> **EXERCISE OBJECTIVE**
Only the lines holding the string "this" are needed. Copy each one.

(Records)
┄┄┄┄┄┄┄┄┄┄┄┄┄┄┄┄┄┄┄┄

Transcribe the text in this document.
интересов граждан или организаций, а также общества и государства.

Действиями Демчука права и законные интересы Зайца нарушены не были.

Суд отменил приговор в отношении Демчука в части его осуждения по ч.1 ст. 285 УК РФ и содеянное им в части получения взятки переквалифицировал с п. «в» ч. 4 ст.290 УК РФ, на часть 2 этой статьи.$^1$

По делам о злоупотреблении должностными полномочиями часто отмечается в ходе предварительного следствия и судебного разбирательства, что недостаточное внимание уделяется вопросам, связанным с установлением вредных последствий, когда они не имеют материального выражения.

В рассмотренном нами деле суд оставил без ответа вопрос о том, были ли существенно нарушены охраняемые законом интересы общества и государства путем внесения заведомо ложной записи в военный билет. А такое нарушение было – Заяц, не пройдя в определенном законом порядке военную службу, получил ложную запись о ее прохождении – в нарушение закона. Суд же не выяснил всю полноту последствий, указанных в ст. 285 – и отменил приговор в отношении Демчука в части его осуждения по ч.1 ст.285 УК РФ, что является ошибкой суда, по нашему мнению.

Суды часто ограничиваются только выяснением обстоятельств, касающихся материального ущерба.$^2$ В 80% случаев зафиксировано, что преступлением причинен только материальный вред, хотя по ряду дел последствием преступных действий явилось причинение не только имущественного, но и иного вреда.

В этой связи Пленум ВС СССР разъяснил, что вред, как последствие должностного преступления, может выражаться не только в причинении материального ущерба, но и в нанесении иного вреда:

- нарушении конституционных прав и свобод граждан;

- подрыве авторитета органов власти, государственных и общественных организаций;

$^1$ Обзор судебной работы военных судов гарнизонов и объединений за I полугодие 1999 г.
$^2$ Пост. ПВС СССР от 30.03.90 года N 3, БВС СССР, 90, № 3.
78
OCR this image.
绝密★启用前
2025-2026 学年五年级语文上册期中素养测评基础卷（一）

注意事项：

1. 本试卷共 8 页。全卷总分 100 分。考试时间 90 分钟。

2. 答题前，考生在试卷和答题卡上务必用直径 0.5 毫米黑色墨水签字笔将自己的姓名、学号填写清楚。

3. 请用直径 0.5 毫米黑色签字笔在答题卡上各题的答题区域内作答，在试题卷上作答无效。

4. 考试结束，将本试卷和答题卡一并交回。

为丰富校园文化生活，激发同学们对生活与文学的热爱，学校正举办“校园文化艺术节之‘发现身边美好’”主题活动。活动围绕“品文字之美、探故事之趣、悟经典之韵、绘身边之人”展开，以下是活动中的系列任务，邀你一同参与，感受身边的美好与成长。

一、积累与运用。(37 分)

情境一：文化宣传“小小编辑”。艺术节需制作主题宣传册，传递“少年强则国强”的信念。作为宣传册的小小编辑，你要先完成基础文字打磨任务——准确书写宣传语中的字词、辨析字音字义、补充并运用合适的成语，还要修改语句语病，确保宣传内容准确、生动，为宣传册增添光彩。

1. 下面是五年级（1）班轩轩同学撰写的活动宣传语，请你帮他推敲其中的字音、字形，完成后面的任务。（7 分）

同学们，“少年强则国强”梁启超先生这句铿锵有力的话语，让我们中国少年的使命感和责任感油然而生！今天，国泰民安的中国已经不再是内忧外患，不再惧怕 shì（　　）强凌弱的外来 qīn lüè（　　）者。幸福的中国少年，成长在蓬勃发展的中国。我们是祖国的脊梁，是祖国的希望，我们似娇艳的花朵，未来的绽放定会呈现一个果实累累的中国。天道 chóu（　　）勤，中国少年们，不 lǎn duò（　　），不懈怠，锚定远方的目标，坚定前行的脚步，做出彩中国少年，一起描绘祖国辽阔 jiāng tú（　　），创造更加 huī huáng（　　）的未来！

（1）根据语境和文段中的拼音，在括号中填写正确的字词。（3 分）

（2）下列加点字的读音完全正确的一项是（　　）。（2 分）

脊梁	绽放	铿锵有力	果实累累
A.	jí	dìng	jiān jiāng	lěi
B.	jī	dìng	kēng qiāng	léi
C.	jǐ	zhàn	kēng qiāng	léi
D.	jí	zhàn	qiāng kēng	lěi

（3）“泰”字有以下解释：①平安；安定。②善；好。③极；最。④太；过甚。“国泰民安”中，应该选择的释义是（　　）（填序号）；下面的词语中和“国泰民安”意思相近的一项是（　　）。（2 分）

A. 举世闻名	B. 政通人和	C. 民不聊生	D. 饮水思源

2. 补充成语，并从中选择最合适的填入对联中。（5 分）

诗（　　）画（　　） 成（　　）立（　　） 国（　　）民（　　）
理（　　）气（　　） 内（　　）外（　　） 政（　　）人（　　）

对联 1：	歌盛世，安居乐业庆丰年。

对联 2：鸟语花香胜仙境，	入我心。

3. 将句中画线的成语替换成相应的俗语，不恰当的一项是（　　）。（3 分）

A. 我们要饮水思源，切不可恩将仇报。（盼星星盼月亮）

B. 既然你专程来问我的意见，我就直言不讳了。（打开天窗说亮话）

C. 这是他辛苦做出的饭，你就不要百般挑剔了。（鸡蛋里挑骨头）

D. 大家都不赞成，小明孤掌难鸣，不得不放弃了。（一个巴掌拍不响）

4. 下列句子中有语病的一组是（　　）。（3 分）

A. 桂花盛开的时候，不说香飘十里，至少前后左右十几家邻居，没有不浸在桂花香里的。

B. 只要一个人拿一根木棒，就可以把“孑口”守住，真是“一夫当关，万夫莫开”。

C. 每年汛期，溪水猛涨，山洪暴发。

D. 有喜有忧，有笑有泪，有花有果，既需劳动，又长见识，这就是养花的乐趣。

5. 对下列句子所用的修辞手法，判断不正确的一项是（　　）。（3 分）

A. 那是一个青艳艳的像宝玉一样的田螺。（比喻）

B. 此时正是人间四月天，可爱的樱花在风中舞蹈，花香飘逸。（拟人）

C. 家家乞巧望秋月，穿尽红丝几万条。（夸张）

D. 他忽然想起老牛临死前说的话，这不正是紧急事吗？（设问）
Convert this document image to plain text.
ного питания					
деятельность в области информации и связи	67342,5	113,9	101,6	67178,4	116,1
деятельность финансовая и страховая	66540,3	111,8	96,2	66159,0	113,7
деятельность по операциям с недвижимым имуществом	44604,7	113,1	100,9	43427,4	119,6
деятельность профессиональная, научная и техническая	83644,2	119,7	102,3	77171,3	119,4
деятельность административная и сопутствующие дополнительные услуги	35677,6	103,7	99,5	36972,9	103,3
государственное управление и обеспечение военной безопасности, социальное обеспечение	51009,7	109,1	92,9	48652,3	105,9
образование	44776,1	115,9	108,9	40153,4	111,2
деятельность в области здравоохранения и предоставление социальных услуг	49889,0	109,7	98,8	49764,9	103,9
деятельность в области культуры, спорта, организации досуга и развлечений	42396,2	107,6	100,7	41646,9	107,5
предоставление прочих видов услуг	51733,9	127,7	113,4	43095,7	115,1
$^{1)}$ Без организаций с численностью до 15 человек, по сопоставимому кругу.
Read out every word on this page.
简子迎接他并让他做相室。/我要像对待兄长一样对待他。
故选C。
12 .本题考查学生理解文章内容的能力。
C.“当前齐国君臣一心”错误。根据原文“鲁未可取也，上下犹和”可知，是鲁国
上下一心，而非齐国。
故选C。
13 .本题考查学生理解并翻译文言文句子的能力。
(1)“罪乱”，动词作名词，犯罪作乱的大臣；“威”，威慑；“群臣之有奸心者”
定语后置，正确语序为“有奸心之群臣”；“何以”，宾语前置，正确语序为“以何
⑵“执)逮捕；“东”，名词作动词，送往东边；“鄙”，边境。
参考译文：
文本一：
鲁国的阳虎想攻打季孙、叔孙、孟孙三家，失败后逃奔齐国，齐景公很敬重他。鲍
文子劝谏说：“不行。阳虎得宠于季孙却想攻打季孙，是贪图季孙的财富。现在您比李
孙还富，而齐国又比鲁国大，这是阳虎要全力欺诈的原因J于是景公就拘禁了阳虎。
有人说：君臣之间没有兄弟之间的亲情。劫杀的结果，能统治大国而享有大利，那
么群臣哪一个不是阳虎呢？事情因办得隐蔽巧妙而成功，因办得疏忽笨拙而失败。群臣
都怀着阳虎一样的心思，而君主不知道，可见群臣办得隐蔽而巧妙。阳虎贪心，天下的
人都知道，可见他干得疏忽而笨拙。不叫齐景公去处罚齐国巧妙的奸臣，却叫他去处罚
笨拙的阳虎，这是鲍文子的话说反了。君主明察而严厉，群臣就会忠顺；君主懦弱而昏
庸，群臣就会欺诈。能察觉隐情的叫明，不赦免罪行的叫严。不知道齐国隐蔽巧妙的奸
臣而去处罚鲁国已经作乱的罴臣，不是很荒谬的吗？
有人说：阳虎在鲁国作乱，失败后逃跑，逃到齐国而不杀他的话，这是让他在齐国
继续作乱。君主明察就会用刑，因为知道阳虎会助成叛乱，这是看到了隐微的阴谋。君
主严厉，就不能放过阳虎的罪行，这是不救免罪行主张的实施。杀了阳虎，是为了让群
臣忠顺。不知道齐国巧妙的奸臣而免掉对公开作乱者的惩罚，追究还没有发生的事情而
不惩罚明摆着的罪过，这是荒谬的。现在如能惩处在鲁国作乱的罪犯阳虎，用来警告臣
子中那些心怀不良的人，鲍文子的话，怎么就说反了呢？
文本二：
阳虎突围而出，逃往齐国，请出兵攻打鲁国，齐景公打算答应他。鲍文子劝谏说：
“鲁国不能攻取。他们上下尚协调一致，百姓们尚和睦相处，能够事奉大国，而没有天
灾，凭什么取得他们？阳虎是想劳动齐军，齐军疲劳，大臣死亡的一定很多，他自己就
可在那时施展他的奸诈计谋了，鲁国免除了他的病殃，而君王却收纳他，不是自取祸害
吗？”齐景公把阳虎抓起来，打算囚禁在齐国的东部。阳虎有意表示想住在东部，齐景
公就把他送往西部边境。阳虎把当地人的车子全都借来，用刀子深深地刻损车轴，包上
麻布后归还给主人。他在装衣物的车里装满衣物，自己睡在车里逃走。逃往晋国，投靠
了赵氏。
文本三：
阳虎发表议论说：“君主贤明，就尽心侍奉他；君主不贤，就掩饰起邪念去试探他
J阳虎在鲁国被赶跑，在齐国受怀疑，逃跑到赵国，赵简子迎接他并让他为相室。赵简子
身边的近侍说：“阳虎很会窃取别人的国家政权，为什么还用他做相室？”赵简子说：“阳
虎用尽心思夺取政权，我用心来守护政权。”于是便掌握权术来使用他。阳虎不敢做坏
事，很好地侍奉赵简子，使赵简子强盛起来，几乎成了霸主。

┄┄┄┄┄┄┄┄┄┄┄┄┄┄┄┄┄┄┄┄

> **RESPONSE TO THE EXERCISE**
Transcribe the text in this document.
OCR this image.
Convert this document image to plain text.
Read out every word on this page.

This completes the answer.